__Exercise requirements__. Copy the lines from the one containing "Patent image size: (994, 677)." through the one containing "The output capacitor 303 is at (720, 123).", both included, word for word.

--- start ---

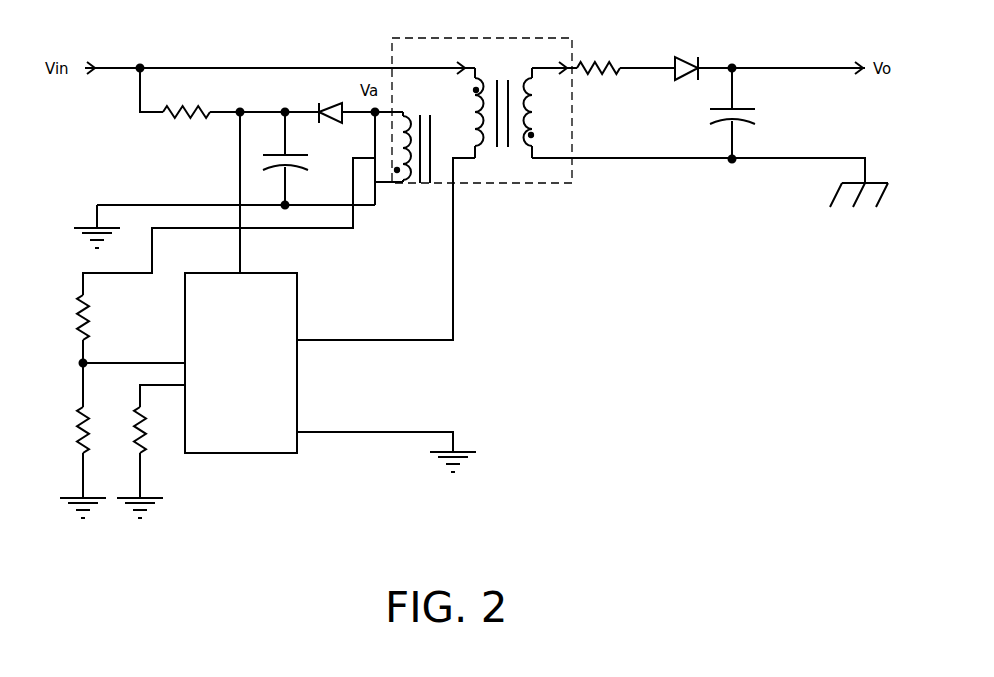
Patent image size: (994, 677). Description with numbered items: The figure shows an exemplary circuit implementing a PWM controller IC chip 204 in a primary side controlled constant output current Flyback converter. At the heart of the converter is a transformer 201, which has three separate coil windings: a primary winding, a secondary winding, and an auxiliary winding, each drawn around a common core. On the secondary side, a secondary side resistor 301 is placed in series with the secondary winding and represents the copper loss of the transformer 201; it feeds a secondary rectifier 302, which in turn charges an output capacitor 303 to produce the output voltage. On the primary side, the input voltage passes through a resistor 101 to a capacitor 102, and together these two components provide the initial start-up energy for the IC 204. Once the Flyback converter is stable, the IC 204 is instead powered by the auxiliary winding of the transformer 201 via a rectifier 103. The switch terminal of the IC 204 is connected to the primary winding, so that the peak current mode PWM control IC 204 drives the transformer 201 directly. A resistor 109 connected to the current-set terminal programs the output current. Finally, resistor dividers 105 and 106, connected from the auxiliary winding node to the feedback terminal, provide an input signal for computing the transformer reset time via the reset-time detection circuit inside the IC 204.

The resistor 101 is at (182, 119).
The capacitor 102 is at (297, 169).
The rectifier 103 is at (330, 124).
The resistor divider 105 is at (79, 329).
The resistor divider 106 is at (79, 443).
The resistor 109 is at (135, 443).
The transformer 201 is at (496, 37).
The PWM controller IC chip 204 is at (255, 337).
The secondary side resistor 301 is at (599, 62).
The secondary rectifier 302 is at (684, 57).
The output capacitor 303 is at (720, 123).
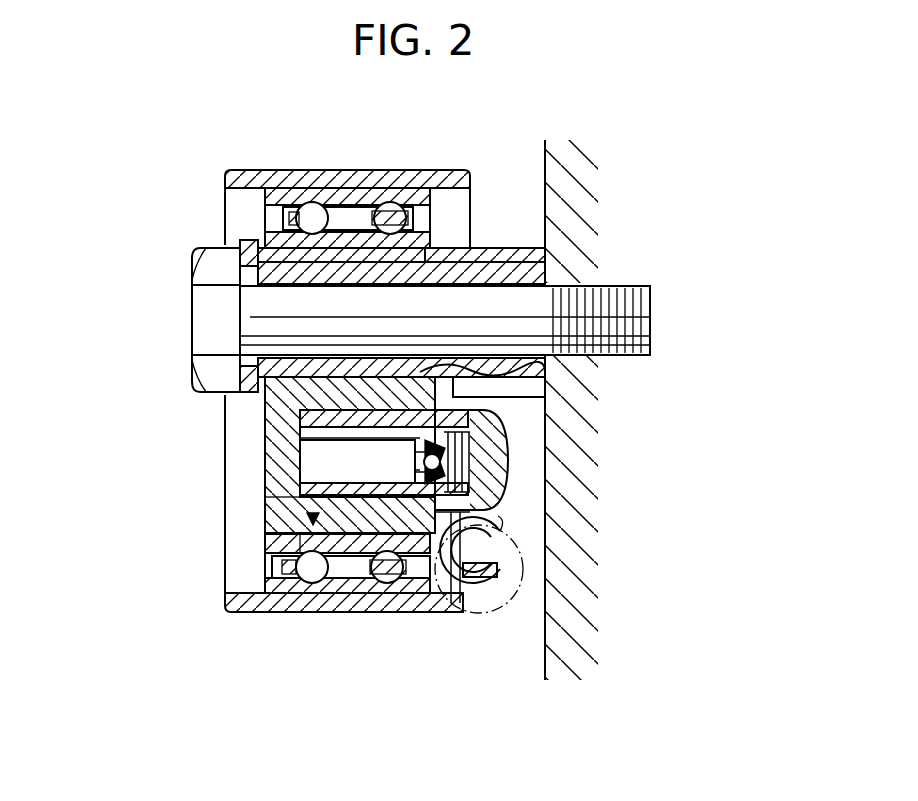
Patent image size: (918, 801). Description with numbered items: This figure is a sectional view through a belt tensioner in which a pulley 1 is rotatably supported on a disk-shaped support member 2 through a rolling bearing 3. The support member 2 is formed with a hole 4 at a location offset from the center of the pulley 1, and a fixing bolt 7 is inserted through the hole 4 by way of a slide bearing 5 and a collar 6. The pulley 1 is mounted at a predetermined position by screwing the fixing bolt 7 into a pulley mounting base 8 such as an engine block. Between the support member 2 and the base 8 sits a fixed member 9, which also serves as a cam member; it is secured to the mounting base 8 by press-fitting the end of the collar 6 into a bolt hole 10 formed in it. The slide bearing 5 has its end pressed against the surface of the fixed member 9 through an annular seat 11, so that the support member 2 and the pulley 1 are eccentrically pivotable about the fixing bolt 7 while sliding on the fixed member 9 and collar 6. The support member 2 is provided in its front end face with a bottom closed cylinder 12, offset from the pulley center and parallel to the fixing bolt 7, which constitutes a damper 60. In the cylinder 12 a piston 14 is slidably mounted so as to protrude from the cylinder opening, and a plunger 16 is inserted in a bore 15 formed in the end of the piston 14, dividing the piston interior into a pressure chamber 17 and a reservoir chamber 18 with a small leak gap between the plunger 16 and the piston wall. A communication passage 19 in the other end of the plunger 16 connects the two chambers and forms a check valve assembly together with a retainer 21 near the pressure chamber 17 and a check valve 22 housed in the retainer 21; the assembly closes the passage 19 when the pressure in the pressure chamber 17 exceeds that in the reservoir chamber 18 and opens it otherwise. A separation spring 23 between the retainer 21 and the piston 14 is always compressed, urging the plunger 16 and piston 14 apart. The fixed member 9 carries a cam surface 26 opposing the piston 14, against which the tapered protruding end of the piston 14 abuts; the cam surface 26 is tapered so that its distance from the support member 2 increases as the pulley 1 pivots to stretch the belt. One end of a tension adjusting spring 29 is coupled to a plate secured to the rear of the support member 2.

--- end ---
--- start ---

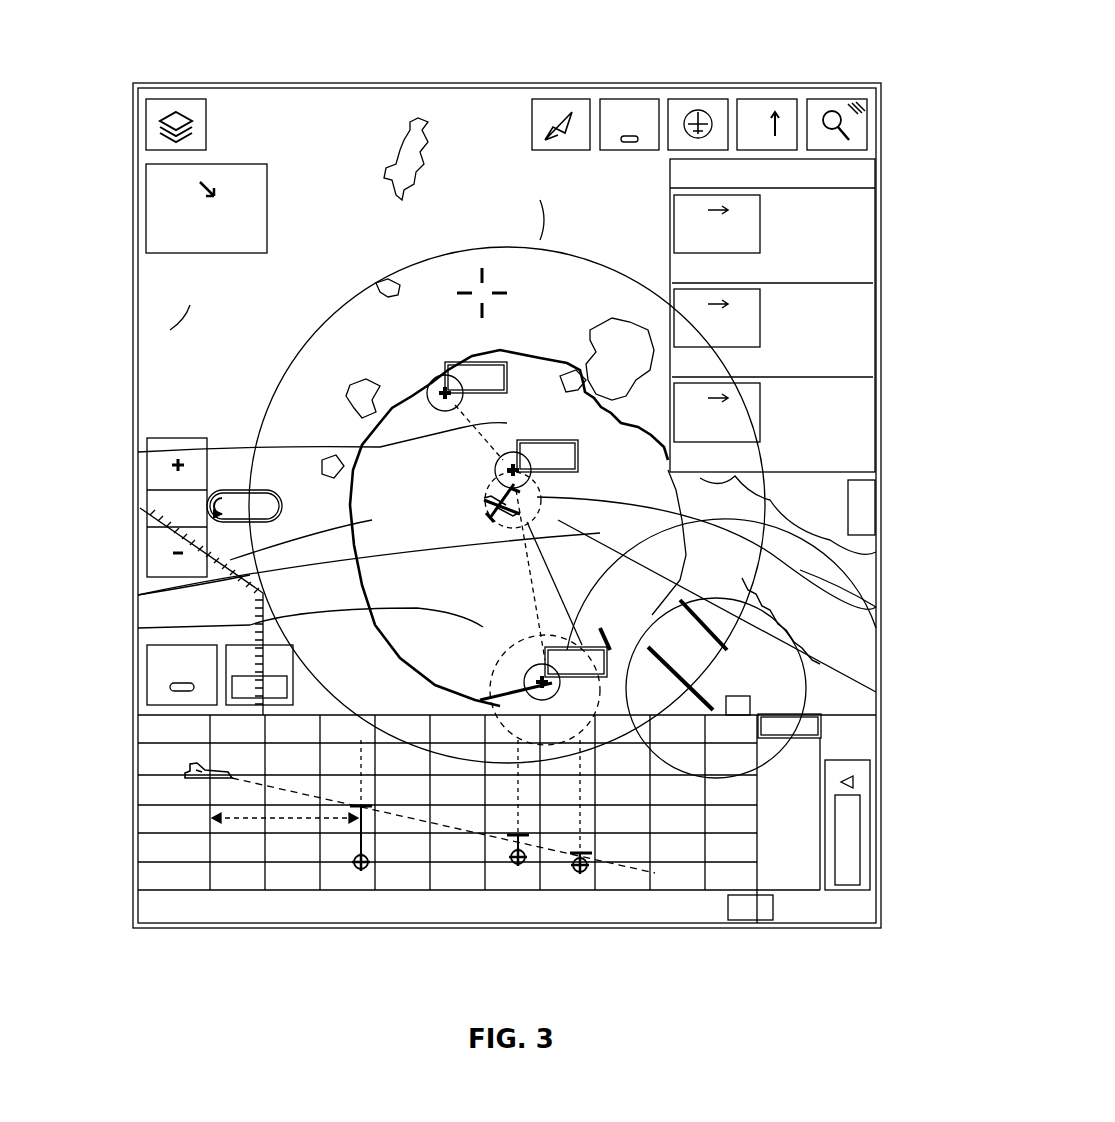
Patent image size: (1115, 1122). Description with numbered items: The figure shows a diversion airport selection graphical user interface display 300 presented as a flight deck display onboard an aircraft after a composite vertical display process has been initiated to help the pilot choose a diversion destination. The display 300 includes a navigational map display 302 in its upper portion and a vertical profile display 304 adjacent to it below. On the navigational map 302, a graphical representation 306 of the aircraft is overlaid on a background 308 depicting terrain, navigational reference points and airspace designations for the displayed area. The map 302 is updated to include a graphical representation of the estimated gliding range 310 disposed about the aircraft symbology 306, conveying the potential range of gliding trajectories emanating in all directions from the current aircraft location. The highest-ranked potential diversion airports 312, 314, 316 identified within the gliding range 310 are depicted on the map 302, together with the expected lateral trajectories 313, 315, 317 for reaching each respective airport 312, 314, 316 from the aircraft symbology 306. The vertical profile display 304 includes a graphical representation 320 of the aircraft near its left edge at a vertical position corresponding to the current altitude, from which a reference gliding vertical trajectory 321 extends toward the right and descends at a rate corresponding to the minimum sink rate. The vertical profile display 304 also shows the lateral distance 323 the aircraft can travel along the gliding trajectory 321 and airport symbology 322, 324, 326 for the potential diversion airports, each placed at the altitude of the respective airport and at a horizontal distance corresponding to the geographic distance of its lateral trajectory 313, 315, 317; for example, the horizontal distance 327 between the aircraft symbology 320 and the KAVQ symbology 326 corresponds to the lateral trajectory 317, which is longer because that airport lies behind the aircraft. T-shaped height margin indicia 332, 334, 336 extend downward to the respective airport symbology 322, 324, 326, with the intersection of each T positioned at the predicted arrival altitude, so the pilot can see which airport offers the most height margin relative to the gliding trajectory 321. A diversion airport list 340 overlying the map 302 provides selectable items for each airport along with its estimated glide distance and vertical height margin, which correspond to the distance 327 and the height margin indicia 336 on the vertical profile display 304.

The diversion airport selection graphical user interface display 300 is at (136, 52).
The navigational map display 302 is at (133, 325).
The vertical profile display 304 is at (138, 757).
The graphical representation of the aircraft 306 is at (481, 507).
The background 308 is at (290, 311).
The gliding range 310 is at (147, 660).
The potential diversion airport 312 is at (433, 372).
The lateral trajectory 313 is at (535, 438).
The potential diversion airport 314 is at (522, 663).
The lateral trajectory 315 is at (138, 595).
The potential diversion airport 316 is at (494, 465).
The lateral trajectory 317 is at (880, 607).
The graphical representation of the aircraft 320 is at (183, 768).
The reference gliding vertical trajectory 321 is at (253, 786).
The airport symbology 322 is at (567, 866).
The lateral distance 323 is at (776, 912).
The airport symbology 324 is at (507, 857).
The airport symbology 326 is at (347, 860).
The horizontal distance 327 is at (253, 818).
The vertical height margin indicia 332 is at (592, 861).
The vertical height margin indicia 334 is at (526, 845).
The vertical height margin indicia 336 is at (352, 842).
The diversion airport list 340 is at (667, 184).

--- end ---

__In response__.
Patent image size: (994, 677). Description with numbered items: The figure shows an exemplary circuit implementing a PWM controller IC chip 204 in a primary side controlled constant output current Flyback converter. At the heart of the converter is a transformer 201, which has three separate coil windings: a primary winding, a secondary winding, and an auxiliary winding, each drawn around a common core. On the secondary side, a secondary side resistor 301 is placed in series with the secondary winding and represents the copper loss of the transformer 201; it feeds a secondary rectifier 302, which in turn charges an output capacitor 303 to produce the output voltage. On the primary side, the input voltage passes through a resistor 101 to a capacitor 102, and together these two components provide the initial start-up energy for the IC 204. Once the Flyback converter is stable, the IC 204 is instead powered by the auxiliary winding of the transformer 201 via a rectifier 103. The switch terminal of the IC 204 is connected to the primary winding, so that the peak current mode PWM control IC 204 drives the transformer 201 directly. A resistor 109 connected to the current-set terminal programs the output current. Finally, resistor dividers 105 and 106, connected from the auxiliary winding node to the feedback terminal, provide an input signal for computing the transformer reset time via the reset-time detection circuit inside the IC 204.

The resistor 101 is at (182, 119).
The capacitor 102 is at (297, 169).
The rectifier 103 is at (330, 124).
The resistor divider 105 is at (79, 329).
The resistor divider 106 is at (79, 443).
The resistor 109 is at (135, 443).
The transformer 201 is at (496, 37).
The PWM controller IC chip 204 is at (255, 337).
The secondary side resistor 301 is at (599, 62).
The secondary rectifier 302 is at (684, 57).
The output capacitor 303 is at (720, 123).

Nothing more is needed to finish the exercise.